WRITTEN INSTRUCTION - Only the lines holding the string "各种土地类型的对比关系" are needed. Copy each one.

SUPPLIED DATA -
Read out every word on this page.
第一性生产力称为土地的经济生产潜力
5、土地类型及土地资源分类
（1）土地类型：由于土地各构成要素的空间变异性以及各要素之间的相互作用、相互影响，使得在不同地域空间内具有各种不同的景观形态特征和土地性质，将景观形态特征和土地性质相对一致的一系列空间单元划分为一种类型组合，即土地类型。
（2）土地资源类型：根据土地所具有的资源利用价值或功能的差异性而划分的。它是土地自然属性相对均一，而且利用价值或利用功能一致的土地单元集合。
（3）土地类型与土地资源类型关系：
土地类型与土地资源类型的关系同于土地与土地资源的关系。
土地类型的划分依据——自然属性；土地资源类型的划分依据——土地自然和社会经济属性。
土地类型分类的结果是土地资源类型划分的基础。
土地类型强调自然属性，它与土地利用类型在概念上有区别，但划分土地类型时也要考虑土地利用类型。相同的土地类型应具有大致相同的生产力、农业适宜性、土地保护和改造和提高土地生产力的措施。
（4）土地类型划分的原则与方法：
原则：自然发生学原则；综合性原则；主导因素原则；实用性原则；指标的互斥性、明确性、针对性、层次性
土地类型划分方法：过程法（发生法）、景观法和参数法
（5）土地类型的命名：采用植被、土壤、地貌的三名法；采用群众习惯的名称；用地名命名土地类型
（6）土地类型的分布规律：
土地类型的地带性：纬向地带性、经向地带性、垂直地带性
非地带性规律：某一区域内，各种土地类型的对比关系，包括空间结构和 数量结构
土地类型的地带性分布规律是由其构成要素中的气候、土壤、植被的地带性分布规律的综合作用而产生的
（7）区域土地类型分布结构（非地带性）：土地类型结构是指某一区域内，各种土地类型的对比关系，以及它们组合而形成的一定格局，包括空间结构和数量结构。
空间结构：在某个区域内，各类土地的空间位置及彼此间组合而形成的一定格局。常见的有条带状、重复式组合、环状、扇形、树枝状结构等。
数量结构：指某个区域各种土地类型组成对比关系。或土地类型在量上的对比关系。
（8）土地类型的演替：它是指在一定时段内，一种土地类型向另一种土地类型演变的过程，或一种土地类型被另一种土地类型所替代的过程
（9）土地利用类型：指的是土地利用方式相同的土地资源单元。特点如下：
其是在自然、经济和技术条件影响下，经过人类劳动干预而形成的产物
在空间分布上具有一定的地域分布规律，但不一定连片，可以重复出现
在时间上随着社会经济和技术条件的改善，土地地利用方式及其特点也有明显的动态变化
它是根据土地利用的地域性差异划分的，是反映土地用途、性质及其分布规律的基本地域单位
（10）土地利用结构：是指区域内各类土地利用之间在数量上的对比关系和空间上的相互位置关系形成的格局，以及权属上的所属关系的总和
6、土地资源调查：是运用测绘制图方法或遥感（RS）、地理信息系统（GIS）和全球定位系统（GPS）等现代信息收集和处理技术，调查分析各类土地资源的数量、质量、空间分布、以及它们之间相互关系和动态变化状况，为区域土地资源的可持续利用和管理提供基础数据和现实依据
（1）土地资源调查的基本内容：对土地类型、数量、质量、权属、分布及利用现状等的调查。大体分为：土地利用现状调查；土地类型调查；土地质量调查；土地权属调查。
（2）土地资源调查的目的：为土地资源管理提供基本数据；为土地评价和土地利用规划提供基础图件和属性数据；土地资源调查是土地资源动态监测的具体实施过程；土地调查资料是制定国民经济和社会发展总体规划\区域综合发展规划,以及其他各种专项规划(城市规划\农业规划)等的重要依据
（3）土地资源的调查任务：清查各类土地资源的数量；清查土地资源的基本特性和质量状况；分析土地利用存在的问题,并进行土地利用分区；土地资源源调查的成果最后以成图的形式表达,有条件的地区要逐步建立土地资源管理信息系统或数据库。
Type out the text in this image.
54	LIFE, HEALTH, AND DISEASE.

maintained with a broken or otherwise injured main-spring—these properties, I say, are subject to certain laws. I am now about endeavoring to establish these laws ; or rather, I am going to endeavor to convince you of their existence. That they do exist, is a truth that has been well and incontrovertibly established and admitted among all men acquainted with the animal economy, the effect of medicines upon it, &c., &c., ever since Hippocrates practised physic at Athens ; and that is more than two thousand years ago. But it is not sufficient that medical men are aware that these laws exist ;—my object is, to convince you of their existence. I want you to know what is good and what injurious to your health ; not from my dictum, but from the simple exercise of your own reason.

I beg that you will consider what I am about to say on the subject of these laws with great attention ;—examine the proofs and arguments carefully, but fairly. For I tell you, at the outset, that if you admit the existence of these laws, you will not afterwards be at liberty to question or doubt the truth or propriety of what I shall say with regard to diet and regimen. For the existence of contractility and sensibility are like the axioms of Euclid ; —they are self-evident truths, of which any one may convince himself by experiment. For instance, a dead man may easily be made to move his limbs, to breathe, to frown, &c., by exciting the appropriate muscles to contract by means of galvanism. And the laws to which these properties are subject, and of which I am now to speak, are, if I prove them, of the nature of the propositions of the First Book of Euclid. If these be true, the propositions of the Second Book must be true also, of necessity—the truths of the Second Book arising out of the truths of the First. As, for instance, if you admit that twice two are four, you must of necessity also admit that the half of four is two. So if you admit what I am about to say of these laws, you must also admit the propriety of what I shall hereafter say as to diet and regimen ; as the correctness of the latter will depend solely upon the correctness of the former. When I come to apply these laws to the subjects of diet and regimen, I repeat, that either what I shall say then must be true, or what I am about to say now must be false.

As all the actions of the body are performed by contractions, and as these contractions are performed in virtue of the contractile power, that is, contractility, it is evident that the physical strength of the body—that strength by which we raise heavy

RESPONSE TO THIS EXERCISE -
非地带性规律：某一区域内，各种土地类型的对比关系，包括空间结构和 数量结构
（7）区域土地类型分布结构（非地带性）：土地类型结构是指某一区域内，各种土地类型的对比关系，以及它们组合而形成的一定格局，包括空间结构和数量结构。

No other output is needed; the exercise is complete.